◆ GOAL OF THE EXERCISE ◆
List each line of the data in which the string "value" appears.

◆ DATA IN THIS EXERCISE ◆
::::::::::
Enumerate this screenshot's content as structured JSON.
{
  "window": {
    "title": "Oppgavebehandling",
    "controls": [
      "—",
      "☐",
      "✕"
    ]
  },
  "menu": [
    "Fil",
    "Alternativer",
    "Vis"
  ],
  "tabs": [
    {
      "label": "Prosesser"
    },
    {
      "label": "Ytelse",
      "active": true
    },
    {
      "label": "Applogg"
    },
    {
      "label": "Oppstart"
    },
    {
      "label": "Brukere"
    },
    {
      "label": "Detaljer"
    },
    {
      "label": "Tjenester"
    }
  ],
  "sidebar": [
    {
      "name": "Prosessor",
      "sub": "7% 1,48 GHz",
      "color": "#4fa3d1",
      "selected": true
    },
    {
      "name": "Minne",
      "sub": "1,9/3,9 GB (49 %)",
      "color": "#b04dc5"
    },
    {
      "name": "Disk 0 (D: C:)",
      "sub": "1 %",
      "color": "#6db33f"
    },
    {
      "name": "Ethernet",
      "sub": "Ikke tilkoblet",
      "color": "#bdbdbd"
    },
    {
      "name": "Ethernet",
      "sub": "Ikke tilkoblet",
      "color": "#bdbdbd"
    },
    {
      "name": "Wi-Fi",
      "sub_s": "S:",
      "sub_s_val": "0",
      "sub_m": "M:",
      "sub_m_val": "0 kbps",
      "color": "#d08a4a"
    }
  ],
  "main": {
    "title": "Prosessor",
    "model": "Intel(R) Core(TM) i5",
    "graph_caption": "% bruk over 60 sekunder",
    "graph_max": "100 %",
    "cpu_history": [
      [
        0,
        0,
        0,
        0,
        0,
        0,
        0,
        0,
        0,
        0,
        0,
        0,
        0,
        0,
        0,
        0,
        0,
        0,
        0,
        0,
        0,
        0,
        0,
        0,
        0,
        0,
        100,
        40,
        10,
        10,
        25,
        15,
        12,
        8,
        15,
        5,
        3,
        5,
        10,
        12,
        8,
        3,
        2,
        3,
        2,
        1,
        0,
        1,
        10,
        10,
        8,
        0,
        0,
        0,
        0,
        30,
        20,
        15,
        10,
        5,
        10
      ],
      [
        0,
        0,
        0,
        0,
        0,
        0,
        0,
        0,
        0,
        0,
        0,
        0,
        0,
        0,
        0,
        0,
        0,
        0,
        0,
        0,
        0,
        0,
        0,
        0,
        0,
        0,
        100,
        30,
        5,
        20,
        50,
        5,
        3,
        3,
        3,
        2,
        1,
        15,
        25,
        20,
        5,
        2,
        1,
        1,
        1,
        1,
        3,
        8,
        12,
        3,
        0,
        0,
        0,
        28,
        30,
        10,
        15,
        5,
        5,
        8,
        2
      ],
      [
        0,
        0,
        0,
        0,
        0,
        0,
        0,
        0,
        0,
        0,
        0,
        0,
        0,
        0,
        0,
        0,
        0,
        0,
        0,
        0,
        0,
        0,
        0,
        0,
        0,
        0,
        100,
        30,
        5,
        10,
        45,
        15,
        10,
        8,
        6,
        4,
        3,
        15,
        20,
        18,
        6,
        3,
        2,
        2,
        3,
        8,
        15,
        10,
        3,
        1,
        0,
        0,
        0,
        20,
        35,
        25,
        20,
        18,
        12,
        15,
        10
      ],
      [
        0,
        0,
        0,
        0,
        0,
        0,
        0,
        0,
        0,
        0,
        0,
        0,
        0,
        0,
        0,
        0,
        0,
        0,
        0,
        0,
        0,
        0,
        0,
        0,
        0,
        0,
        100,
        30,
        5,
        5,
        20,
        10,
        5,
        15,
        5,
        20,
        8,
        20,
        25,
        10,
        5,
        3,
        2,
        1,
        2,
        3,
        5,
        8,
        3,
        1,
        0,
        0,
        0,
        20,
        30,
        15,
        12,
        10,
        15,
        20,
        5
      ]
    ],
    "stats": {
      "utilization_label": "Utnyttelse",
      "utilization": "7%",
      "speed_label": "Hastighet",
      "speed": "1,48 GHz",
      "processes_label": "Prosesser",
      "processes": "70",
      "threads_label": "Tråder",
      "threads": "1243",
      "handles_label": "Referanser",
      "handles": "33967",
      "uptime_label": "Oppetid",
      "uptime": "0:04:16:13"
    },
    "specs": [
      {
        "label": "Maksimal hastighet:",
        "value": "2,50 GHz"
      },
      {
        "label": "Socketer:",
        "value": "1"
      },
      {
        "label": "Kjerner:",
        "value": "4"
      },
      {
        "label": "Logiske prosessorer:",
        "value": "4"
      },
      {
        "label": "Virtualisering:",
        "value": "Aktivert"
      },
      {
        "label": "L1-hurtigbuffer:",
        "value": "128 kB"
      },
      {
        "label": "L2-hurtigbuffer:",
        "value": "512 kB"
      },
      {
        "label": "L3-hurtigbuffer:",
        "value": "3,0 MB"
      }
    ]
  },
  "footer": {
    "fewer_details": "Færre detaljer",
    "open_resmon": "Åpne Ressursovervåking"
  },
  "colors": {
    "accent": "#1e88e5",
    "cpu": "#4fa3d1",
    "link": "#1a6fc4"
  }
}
::::::::::
◆ SOLUTION FOR THIS PROBLEM ◆
        "value": "2,50 GHz"
        "value": "1"
        "value": "4"
        "value": "4"
        "value": "Aktivert"
        "value": "128 kB"
        "value": "512 kB"
        "value": "3,0 MB"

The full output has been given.